BEGIN Input material

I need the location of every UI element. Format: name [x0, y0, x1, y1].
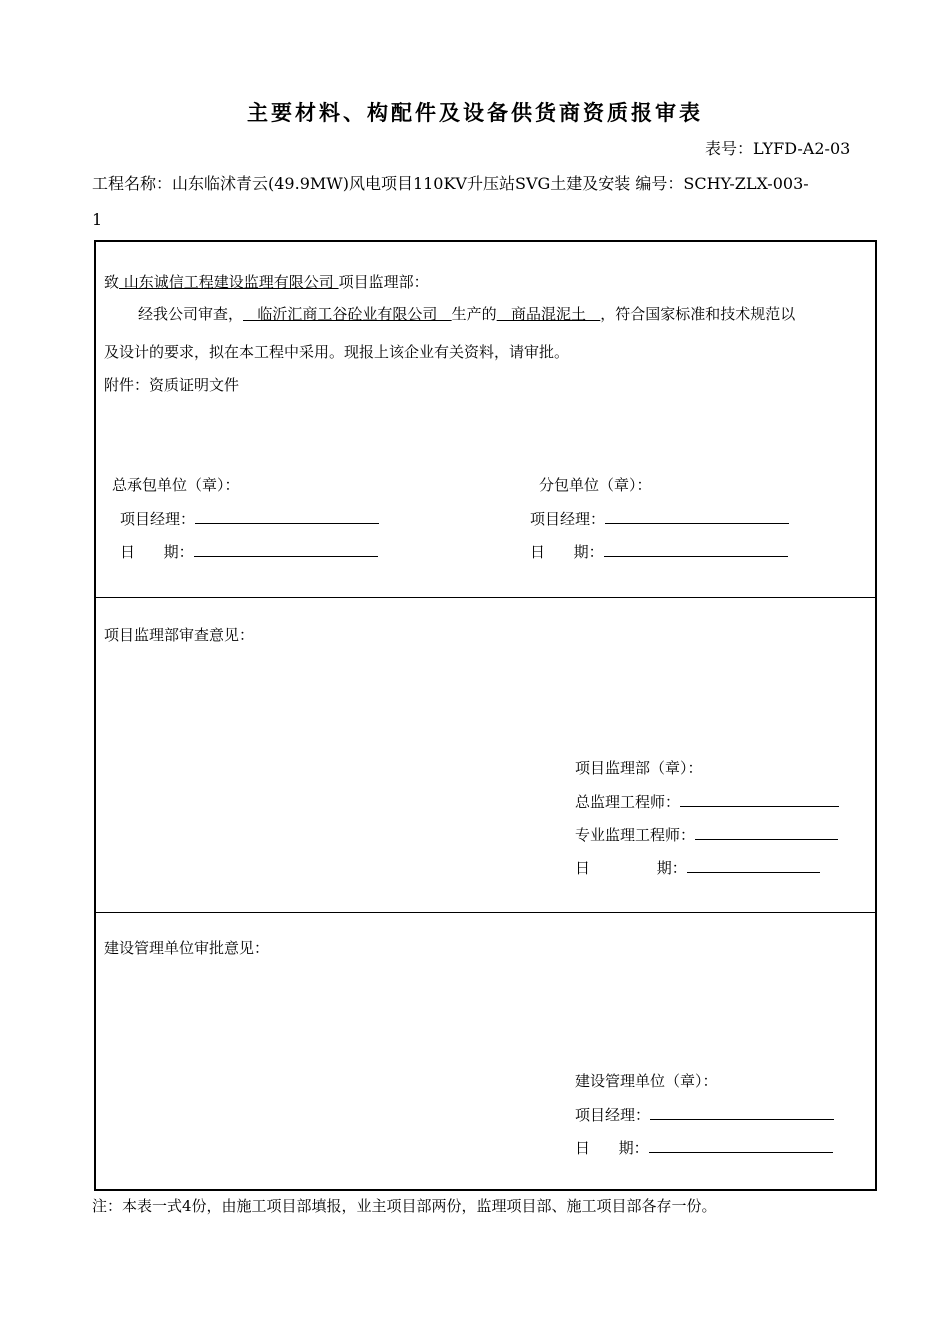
owner-pm-label: 项目经理： — [575, 1106, 651, 1124]
owner-pm-field — [575, 1104, 834, 1125]
review-statement-line1 — [138, 304, 795, 324]
specialist-engineer-field — [575, 824, 838, 845]
owner-date-field — [575, 1137, 833, 1158]
section-divider-1 — [94, 597, 877, 598]
to-prefix: 致 — [104, 273, 120, 291]
supervision-date-field — [575, 857, 820, 878]
body-suffix: ，符合国家标准和技术规范以 — [600, 305, 796, 323]
attachment-label: 附件：资质证明文件 — [104, 376, 240, 394]
supervision-date-blank[interactable] — [687, 857, 820, 873]
owner-pm-blank[interactable] — [650, 1104, 834, 1120]
owner-approval-heading: 建设管理单位审批意见： — [104, 939, 270, 957]
specialist-engineer-blank[interactable] — [695, 824, 838, 840]
chief-engineer-field — [575, 791, 839, 812]
gc-date-field — [120, 541, 378, 562]
gc-date-blank[interactable] — [194, 541, 378, 557]
gc-date-label: 日 期： — [120, 543, 194, 561]
project-name-line: 工程名称：山东临沭青云(49.9MW)风电项目110KV升压站SVG土建及安装 编号：SCHY-ZLX-003- — [92, 174, 809, 193]
project-name-line-wrap: 1 — [92, 210, 103, 229]
supervision-stamp-label: 项目监理部（章）： — [575, 759, 703, 777]
owner-stamp-label: 建设管理单位（章）： — [575, 1072, 718, 1090]
form-number: 表号：LYFD-A2-03 — [705, 139, 851, 158]
addressee-line — [104, 272, 429, 292]
sub-pm-label: 项目经理： — [530, 510, 606, 528]
footnote: 注：本表一式4份，由施工项目部填报，业主项目部两份，监理项目部、施工项目部各存一份。 — [92, 1197, 717, 1215]
gc-pm-blank[interactable] — [195, 508, 379, 524]
sub-pm-blank[interactable] — [605, 508, 789, 524]
general-contractor-label: 总承包单位（章）： — [112, 476, 240, 494]
supplier-name: 临沂汇商工谷砼业有限公司 — [243, 305, 452, 323]
sub-pm-field — [530, 508, 789, 529]
to-suffix: 项目监理部： — [338, 273, 429, 291]
chief-engineer-label: 总监理工程师： — [575, 793, 681, 811]
sub-date-blank[interactable] — [604, 541, 788, 557]
supervision-date-label: 日 期： — [575, 859, 687, 877]
gc-pm-field — [120, 508, 379, 529]
section-divider-2 — [94, 912, 877, 913]
body-prefix: 经我公司审查， — [138, 305, 244, 323]
review-statement-line2: 及设计的要求，拟在本工程中采用。现报上该企业有关资料，请审批。 — [104, 343, 570, 361]
body-mid: 生产的 — [451, 305, 497, 323]
chief-engineer-blank[interactable] — [680, 791, 839, 807]
supervision-review-heading: 项目监理部审查意见： — [104, 626, 255, 644]
sub-date-field — [530, 541, 788, 562]
owner-date-label: 日 期： — [575, 1139, 649, 1157]
product-name: 商品混泥土 — [496, 305, 601, 323]
form-title: 主要材料、构配件及设备供货商资质报审表 — [247, 101, 703, 125]
supervisor-company: 山东诚信工程建设监理有限公司 — [119, 273, 339, 291]
subcontractor-label: 分包单位（章）： — [539, 476, 652, 494]
gc-pm-label: 项目经理： — [120, 510, 196, 528]
specialist-engineer-label: 专业监理工程师： — [575, 826, 696, 844]
sub-date-label: 日 期： — [530, 543, 604, 561]
owner-date-blank[interactable] — [649, 1137, 833, 1153]
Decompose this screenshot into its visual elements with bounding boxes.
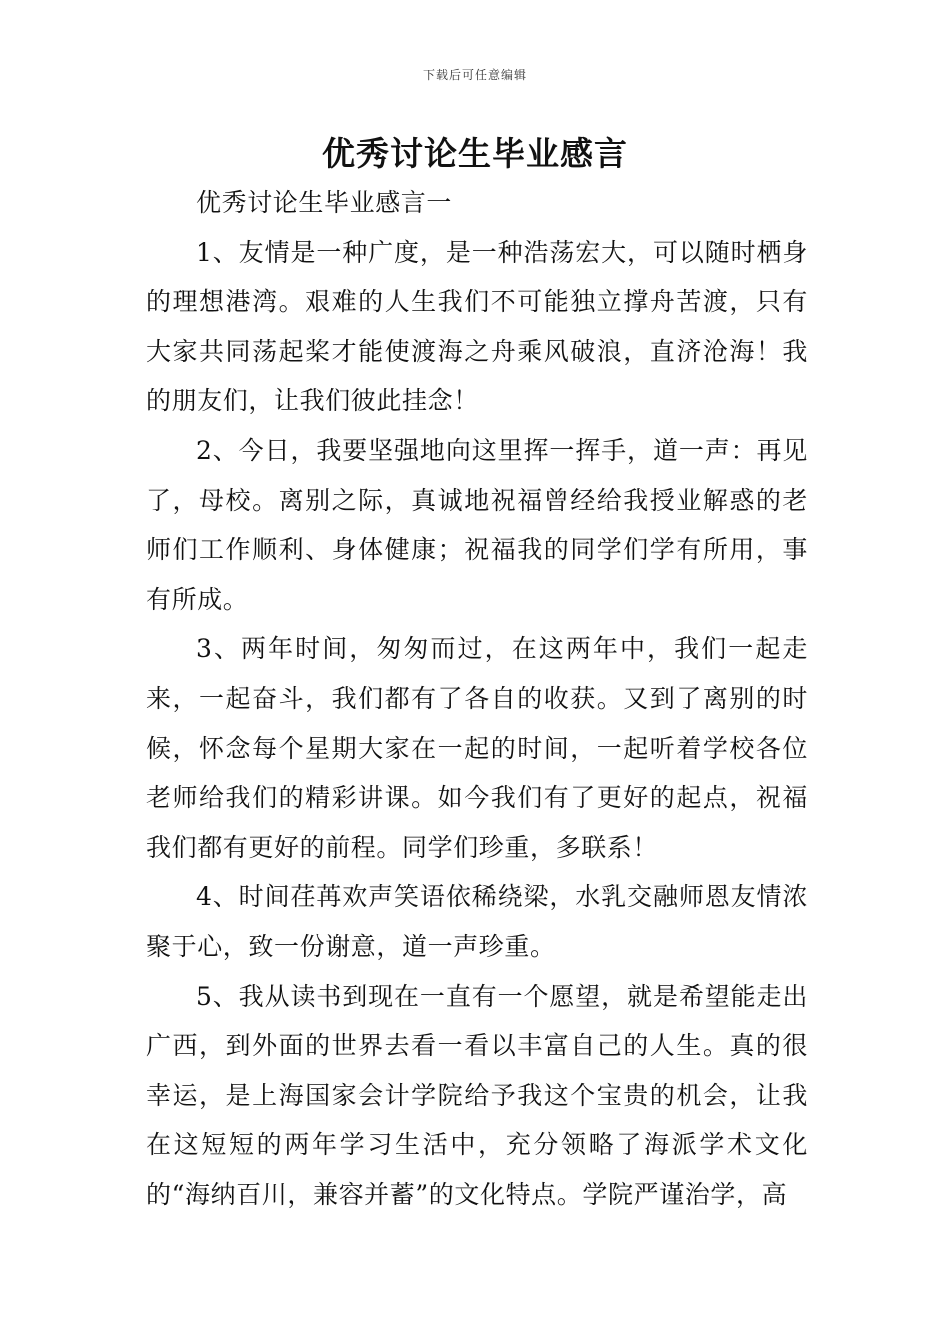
section-heading: 优秀讨论生毕业感言一 — [196, 188, 453, 217]
paragraph: 3、两年时间，匆匆而过，在这两年中，我们一起走来，一起奋斗，我们都有了各自的收获。又到了离别的时候，怀念每个星期大家在一起的时间，一起听着学校各位老师给我们的精彩讲课。如今我们有了更好的起点，祝福我们都有更好的前程。同学们珍重，多联系！ — [146, 634, 808, 862]
document-title: 优秀讨论生毕业感言 — [322, 134, 628, 173]
paragraph: 4、时间荏苒欢声笑语依稀绕梁，水乳交融师恩友情浓聚于心，致一份谢意，道一声珍重。 — [146, 882, 808, 961]
document-body — [146, 178, 808, 1219]
paragraph: 1、友情是一种广度，是一种浩荡宏大，可以随时栖身的理想港湾。艰难的人生我们不可能独立撑舟苦渡，只有大家共同荡起桨才能使渡海之舟乘风破浪，直济沧海！我的朋友们，让我们彼此挂念！ — [146, 237, 808, 416]
paragraph: 5、我从读书到现在一直有一个愿望，就是希望能走出广西，到外面的世界去看一看以丰富自己的人生。真的很幸运，是上海国家会计学院给予我这个宝贵的机会，让我在这短短的两年学习生活中，充分领略了海派学术文化的“海纳百川，兼容并蓄”的文化特点。学院严谨治学，高 — [146, 981, 808, 1209]
page-header: 下载后可任意编辑 — [422, 68, 527, 82]
paragraph: 2、今日，我要坚强地向这里挥一挥手，道一声：再见了，母校。离别之际，真诚地祝福曾经给我授业解惑的老师们工作顺利、身体健康；祝福我的同学们学有所用，事有所成。 — [146, 435, 808, 614]
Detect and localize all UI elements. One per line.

END Input material

:: Directive ::
Can you transcribe every line of the listing above word for word, omitting the pictures?

:: Exercise answer ::
I need the location of every UI element. Format: name [x0, y0, x1, y1].
owner-pm-label: 项目经理： — [575, 1106, 651, 1124]
owner-pm-field — [575, 1104, 834, 1125]
review-statement-line1 — [138, 304, 795, 324]
specialist-engineer-field — [575, 824, 838, 845]
owner-date-field — [575, 1137, 833, 1158]
section-divider-1 — [94, 597, 877, 598]
to-prefix: 致 — [104, 273, 120, 291]
supervision-date-field — [575, 857, 820, 878]
body-suffix: ，符合国家标准和技术规范以 — [600, 305, 796, 323]
attachment-label: 附件：资质证明文件 — [104, 376, 240, 394]
supervision-date-blank[interactable] — [687, 857, 820, 873]
owner-pm-blank[interactable] — [650, 1104, 834, 1120]
owner-approval-heading: 建设管理单位审批意见： — [104, 939, 270, 957]
specialist-engineer-blank[interactable] — [695, 824, 838, 840]
chief-engineer-field — [575, 791, 839, 812]
gc-date-field — [120, 541, 378, 562]
gc-date-blank[interactable] — [194, 541, 378, 557]
gc-date-label: 日 期： — [120, 543, 194, 561]
project-name-line: 工程名称：山东临沭青云(49.9MW)风电项目110KV升压站SVG土建及安装 编号：SCHY-ZLX-003- — [92, 174, 809, 193]
project-name-line-wrap: 1 — [92, 210, 103, 229]
supervision-stamp-label: 项目监理部（章）： — [575, 759, 703, 777]
owner-stamp-label: 建设管理单位（章）： — [575, 1072, 718, 1090]
form-number: 表号：LYFD-A2-03 — [705, 139, 851, 158]
addressee-line — [104, 272, 429, 292]
sub-pm-label: 项目经理： — [530, 510, 606, 528]
footnote: 注：本表一式4份，由施工项目部填报，业主项目部两份，监理项目部、施工项目部各存一份。 — [92, 1197, 717, 1215]
gc-pm-blank[interactable] — [195, 508, 379, 524]
sub-pm-blank[interactable] — [605, 508, 789, 524]
general-contractor-label: 总承包单位（章）： — [112, 476, 240, 494]
supplier-name: 临沂汇商工谷砼业有限公司 — [243, 305, 452, 323]
sub-pm-field — [530, 508, 789, 529]
to-suffix: 项目监理部： — [338, 273, 429, 291]
chief-engineer-label: 总监理工程师： — [575, 793, 681, 811]
sub-date-blank[interactable] — [604, 541, 788, 557]
supervision-date-label: 日 期： — [575, 859, 687, 877]
gc-pm-field — [120, 508, 379, 529]
section-divider-2 — [94, 912, 877, 913]
body-prefix: 经我公司审查， — [138, 305, 244, 323]
review-statement-line2: 及设计的要求，拟在本工程中采用。现报上该企业有关资料，请审批。 — [104, 343, 570, 361]
body-mid: 生产的 — [451, 305, 497, 323]
chief-engineer-blank[interactable] — [680, 791, 839, 807]
supervision-review-heading: 项目监理部审查意见： — [104, 626, 255, 644]
sub-date-field — [530, 541, 788, 562]
owner-date-label: 日 期： — [575, 1139, 649, 1157]
product-name: 商品混泥土 — [496, 305, 601, 323]
form-title: 主要材料、构配件及设备供货商资质报审表 — [247, 101, 703, 125]
supervisor-company: 山东诚信工程建设监理有限公司 — [119, 273, 339, 291]
subcontractor-label: 分包单位（章）： — [539, 476, 652, 494]
gc-pm-label: 项目经理： — [120, 510, 196, 528]
specialist-engineer-label: 专业监理工程师： — [575, 826, 696, 844]
sub-date-label: 日 期： — [530, 543, 604, 561]
owner-date-blank[interactable] — [649, 1137, 833, 1153]
Decompose this screenshot into its visual elements with bounding boxes.
section-heading: 优秀讨论生毕业感言一 — [196, 188, 453, 217]
paragraph: 3、两年时间，匆匆而过，在这两年中，我们一起走来，一起奋斗，我们都有了各自的收获。又到了离别的时候，怀念每个星期大家在一起的时间，一起听着学校各位老师给我们的精彩讲课。如今我们有了更好的起点，祝福我们都有更好的前程。同学们珍重，多联系！ — [146, 634, 808, 862]
document-title: 优秀讨论生毕业感言 — [322, 134, 628, 173]
paragraph: 4、时间荏苒欢声笑语依稀绕梁，水乳交融师恩友情浓聚于心，致一份谢意，道一声珍重。 — [146, 882, 808, 961]
document-body — [146, 178, 808, 1219]
paragraph: 1、友情是一种广度，是一种浩荡宏大，可以随时栖身的理想港湾。艰难的人生我们不可能独立撑舟苦渡，只有大家共同荡起桨才能使渡海之舟乘风破浪，直济沧海！我的朋友们，让我们彼此挂念！ — [146, 237, 808, 416]
paragraph: 5、我从读书到现在一直有一个愿望，就是希望能走出广西，到外面的世界去看一看以丰富自己的人生。真的很幸运，是上海国家会计学院给予我这个宝贵的机会，让我在这短短的两年学习生活中，充分领略了海派学术文化的“海纳百川，兼容并蓄”的文化特点。学院严谨治学，高 — [146, 981, 808, 1209]
page-header: 下载后可任意编辑 — [422, 68, 527, 82]
paragraph: 2、今日，我要坚强地向这里挥一挥手，道一声：再见了，母校。离别之际，真诚地祝福曾经给我授业解惑的老师们工作顺利、身体健康；祝福我的同学们学有所用，事有所成。 — [146, 435, 808, 614]
Detect and localize all UI elements. One per line.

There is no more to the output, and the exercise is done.